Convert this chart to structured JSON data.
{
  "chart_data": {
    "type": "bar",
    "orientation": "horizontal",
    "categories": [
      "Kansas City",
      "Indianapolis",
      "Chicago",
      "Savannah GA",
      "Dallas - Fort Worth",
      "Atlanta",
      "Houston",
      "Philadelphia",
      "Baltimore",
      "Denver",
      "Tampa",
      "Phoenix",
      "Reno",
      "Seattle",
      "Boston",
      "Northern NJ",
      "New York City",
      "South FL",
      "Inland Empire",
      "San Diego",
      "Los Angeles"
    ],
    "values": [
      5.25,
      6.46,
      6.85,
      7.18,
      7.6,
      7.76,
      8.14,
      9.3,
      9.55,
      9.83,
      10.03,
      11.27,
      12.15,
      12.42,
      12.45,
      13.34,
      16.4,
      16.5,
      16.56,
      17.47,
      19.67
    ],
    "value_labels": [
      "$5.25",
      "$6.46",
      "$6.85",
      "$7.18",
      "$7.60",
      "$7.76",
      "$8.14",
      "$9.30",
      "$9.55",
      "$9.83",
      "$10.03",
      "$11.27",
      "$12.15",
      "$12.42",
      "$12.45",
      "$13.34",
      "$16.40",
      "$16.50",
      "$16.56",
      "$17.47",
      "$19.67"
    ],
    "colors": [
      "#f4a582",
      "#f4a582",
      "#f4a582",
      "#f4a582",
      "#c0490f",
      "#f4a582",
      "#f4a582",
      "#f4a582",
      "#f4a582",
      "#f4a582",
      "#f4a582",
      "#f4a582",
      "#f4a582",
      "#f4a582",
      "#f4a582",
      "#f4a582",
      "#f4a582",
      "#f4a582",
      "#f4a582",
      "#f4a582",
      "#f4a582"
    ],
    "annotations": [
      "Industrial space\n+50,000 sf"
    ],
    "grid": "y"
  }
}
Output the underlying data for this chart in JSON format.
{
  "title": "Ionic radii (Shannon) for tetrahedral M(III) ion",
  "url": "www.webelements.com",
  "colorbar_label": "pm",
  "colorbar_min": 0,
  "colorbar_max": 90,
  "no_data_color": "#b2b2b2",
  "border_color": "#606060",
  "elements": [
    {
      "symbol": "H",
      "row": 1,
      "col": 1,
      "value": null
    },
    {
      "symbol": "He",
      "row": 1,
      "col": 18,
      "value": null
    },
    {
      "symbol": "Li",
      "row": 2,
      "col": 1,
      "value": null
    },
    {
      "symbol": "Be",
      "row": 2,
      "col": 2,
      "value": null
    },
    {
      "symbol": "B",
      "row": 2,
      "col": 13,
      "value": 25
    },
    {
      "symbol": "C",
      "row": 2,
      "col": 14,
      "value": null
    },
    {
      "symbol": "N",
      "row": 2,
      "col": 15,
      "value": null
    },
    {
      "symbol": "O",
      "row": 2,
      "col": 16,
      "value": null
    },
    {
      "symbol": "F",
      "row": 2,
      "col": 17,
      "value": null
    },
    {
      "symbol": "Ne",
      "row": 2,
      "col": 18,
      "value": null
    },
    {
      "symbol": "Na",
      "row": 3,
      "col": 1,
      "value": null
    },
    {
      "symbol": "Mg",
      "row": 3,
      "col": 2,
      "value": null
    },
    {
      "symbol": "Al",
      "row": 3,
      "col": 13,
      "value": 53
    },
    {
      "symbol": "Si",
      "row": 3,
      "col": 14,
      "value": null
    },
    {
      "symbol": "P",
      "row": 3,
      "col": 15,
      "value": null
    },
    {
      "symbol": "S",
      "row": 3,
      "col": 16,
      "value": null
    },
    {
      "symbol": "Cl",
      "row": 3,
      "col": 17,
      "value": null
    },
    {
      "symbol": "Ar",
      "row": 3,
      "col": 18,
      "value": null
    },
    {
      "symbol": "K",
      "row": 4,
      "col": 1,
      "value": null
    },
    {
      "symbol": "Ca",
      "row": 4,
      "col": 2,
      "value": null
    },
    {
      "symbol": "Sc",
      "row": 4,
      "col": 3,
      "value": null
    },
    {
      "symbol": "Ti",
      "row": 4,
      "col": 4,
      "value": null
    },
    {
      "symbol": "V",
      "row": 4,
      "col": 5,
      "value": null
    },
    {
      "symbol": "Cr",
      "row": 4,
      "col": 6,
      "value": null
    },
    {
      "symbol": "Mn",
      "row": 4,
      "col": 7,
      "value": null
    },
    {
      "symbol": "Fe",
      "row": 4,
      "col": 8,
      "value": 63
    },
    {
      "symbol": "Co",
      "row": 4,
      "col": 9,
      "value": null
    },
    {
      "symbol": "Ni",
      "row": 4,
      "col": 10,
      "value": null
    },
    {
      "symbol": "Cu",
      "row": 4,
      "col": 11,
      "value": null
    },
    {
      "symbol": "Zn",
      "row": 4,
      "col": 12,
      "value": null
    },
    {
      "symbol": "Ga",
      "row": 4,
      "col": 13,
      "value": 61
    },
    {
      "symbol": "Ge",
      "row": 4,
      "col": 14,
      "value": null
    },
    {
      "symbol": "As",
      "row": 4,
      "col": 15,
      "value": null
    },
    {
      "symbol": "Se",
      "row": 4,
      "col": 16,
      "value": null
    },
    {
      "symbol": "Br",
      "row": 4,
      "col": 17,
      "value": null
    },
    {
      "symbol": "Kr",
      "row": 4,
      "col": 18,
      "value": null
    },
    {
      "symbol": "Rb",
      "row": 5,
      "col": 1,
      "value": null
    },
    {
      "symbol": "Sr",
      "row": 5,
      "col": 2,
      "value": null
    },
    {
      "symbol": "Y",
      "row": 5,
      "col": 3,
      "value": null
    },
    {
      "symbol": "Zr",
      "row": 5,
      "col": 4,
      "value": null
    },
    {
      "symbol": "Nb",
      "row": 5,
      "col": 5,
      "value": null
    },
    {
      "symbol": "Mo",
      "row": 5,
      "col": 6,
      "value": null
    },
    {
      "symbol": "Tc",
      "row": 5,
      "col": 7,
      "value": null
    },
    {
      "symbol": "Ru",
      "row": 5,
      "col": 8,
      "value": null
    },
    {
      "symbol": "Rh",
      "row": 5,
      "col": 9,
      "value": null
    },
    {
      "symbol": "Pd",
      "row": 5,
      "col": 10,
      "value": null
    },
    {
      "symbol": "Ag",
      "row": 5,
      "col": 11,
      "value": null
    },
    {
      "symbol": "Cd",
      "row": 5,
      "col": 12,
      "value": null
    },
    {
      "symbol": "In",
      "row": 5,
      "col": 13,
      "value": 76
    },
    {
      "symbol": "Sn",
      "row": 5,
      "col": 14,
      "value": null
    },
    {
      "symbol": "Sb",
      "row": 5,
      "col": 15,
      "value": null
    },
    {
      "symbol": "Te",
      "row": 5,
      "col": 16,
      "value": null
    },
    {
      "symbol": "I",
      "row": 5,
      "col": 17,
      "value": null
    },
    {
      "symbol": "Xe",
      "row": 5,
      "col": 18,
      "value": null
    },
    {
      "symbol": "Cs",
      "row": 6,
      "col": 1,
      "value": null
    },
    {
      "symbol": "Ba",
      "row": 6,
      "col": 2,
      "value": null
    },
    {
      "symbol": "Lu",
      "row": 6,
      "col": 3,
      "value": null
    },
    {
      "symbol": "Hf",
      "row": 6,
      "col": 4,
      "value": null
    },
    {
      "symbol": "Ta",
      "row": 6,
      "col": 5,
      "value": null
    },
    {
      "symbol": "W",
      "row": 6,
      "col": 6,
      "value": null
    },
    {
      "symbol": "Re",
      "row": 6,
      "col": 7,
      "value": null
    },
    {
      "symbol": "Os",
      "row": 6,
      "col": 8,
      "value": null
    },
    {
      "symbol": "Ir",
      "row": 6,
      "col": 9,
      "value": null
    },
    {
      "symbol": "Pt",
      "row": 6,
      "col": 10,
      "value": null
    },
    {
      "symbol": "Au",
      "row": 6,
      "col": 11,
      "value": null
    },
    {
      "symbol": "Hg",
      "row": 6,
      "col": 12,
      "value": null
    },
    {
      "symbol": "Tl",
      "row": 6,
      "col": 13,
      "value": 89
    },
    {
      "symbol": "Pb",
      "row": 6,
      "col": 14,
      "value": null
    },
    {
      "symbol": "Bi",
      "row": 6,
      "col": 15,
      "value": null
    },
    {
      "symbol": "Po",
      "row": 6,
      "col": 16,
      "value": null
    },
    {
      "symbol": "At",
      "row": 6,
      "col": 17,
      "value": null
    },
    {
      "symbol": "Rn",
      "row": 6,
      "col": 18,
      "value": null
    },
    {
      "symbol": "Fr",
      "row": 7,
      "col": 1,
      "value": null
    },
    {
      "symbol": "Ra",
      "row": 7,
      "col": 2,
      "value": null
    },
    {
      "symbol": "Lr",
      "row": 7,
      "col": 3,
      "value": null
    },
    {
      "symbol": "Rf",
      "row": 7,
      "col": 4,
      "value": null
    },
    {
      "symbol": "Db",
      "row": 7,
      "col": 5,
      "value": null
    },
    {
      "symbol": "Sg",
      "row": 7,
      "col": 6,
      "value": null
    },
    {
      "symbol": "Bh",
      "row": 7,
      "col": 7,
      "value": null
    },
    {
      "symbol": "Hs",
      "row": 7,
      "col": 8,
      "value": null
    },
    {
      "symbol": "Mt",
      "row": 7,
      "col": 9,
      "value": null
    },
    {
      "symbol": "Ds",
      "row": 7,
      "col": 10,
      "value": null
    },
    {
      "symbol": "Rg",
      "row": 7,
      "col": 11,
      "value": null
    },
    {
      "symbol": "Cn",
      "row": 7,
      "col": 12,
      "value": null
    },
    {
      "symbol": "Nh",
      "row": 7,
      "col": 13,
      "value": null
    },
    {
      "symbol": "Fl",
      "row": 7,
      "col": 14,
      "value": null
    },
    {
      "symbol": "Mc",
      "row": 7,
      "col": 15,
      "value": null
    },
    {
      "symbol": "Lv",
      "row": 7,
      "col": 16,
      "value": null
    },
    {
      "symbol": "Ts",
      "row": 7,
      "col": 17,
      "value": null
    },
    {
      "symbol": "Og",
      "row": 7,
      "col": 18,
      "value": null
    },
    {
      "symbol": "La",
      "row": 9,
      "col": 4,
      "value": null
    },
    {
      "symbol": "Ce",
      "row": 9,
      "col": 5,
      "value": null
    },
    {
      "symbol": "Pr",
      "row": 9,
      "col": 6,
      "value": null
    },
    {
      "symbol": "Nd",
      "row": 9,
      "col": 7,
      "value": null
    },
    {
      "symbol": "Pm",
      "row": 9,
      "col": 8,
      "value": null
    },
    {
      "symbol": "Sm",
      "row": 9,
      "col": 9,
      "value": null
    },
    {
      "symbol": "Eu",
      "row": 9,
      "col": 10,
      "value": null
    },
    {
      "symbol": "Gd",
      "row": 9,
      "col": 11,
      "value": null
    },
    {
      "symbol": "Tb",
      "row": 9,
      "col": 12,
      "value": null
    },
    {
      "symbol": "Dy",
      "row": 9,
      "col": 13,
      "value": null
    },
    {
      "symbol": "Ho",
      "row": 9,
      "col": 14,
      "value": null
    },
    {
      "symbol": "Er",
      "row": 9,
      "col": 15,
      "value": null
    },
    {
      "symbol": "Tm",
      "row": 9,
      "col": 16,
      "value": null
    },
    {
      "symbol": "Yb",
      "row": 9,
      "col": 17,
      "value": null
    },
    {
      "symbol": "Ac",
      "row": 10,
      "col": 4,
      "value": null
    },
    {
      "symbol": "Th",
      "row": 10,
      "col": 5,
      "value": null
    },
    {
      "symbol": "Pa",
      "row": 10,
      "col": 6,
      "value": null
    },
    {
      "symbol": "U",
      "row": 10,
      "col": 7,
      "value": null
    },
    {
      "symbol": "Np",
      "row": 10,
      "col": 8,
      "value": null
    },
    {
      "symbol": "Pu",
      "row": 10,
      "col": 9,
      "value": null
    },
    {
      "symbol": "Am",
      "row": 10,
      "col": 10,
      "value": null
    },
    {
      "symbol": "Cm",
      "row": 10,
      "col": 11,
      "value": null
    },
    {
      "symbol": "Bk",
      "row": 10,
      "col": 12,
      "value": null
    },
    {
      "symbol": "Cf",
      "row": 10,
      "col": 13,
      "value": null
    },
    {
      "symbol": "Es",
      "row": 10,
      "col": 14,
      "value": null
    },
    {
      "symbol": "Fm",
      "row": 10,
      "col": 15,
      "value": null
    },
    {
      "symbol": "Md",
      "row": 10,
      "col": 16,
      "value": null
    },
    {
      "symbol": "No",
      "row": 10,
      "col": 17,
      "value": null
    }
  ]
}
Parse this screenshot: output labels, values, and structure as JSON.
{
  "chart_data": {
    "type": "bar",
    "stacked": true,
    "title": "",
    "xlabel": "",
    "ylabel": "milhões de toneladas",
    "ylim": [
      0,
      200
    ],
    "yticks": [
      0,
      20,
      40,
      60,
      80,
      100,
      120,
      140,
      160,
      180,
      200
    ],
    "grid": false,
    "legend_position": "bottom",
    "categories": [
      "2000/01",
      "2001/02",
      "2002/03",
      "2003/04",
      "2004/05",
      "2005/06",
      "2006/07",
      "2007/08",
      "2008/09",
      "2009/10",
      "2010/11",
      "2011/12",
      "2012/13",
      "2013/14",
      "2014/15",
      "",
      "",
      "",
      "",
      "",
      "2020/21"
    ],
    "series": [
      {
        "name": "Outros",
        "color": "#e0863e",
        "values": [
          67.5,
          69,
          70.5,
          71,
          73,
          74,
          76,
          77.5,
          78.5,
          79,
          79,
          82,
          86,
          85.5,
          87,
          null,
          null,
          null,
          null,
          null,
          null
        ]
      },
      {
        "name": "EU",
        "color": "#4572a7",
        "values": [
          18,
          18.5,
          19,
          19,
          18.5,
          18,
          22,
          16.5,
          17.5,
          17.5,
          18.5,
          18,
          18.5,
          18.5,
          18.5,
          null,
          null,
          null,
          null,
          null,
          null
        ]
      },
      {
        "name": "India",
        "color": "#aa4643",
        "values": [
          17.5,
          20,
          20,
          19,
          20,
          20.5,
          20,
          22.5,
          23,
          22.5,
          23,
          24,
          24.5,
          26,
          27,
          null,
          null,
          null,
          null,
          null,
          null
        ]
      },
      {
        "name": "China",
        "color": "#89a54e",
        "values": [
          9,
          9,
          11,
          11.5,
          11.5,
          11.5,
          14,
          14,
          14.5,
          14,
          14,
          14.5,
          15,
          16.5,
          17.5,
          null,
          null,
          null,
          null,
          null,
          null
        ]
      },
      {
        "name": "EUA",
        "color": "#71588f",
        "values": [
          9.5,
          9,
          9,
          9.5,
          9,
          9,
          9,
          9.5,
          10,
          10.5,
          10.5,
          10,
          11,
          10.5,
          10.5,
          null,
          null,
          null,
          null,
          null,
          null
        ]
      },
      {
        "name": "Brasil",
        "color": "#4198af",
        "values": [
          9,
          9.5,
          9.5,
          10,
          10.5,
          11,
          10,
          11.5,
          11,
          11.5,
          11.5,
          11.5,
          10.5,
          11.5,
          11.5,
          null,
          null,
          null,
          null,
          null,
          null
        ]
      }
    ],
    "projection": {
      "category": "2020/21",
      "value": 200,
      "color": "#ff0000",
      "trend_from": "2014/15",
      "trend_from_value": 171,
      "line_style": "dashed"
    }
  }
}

* [STATED TASK]: In the data above, how many lines contain the string "title"? Answer with the number only.

* [FINISHED EXERCISE]: 2